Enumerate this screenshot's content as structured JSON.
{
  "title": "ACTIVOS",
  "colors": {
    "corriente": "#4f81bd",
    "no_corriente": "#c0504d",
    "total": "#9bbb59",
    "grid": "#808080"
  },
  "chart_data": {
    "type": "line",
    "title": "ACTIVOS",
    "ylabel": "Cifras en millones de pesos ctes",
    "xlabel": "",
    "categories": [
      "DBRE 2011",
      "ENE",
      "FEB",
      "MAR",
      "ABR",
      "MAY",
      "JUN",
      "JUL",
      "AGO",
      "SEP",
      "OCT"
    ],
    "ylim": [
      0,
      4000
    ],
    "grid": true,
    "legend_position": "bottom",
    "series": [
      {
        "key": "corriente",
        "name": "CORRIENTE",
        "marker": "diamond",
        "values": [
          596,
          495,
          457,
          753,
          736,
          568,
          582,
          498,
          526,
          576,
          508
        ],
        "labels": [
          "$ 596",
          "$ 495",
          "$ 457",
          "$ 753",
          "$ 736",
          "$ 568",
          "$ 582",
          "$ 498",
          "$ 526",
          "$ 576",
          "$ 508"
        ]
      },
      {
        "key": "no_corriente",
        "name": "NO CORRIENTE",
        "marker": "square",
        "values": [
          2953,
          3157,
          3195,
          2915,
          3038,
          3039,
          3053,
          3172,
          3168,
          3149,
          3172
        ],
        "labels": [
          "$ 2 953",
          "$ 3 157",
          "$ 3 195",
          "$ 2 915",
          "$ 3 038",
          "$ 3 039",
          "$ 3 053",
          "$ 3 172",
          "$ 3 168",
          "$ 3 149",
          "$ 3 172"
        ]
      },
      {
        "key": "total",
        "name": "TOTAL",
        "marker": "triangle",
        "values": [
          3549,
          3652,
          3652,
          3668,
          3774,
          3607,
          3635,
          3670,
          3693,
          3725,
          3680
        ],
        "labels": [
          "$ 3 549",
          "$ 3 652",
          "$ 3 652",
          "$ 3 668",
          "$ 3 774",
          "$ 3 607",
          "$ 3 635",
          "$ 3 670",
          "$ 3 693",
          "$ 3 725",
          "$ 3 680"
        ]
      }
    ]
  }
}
________________________
■ **Instructions for the task**
All of the data must be returned exactly.

■ **Full solution**
Enumerate this screenshot's content as structured JSON.
{
  "title": "ACTIVOS",
  "colors": {
    "corriente": "#4f81bd",
    "no_corriente": "#c0504d",
    "total": "#9bbb59",
    "grid": "#808080"
  },
  "chart_data": {
    "type": "line",
    "title": "ACTIVOS",
    "ylabel": "Cifras en millones de pesos ctes",
    "xlabel": "",
    "categories": [
      "DBRE 2011",
      "ENE",
      "FEB",
      "MAR",
      "ABR",
      "MAY",
      "JUN",
      "JUL",
      "AGO",
      "SEP",
      "OCT"
    ],
    "ylim": [
      0,
      4000
    ],
    "grid": true,
    "legend_position": "bottom",
    "series": [
      {
        "key": "corriente",
        "name": "CORRIENTE",
        "marker": "diamond",
        "values": [
          596,
          495,
          457,
          753,
          736,
          568,
          582,
          498,
          526,
          576,
          508
        ],
        "labels": [
          "$ 596",
          "$ 495",
          "$ 457",
          "$ 753",
          "$ 736",
          "$ 568",
          "$ 582",
          "$ 498",
          "$ 526",
          "$ 576",
          "$ 508"
        ]
      },
      {
        "key": "no_corriente",
        "name": "NO CORRIENTE",
        "marker": "square",
        "values": [
          2953,
          3157,
          3195,
          2915,
          3038,
          3039,
          3053,
          3172,
          3168,
          3149,
          3172
        ],
        "labels": [
          "$ 2 953",
          "$ 3 157",
          "$ 3 195",
          "$ 2 915",
          "$ 3 038",
          "$ 3 039",
          "$ 3 053",
          "$ 3 172",
          "$ 3 168",
          "$ 3 149",
          "$ 3 172"
        ]
      },
      {
        "key": "total",
        "name": "TOTAL",
        "marker": "triangle",
        "values": [
          3549,
          3652,
          3652,
          3668,
          3774,
          3607,
          3635,
          3670,
          3693,
          3725,
          3680
        ],
        "labels": [
          "$ 3 549",
          "$ 3 652",
          "$ 3 652",
          "$ 3 668",
          "$ 3 774",
          "$ 3 607",
          "$ 3 635",
          "$ 3 670",
          "$ 3 693",
          "$ 3 725",
          "$ 3 680"
        ]
      }
    ]
  }
}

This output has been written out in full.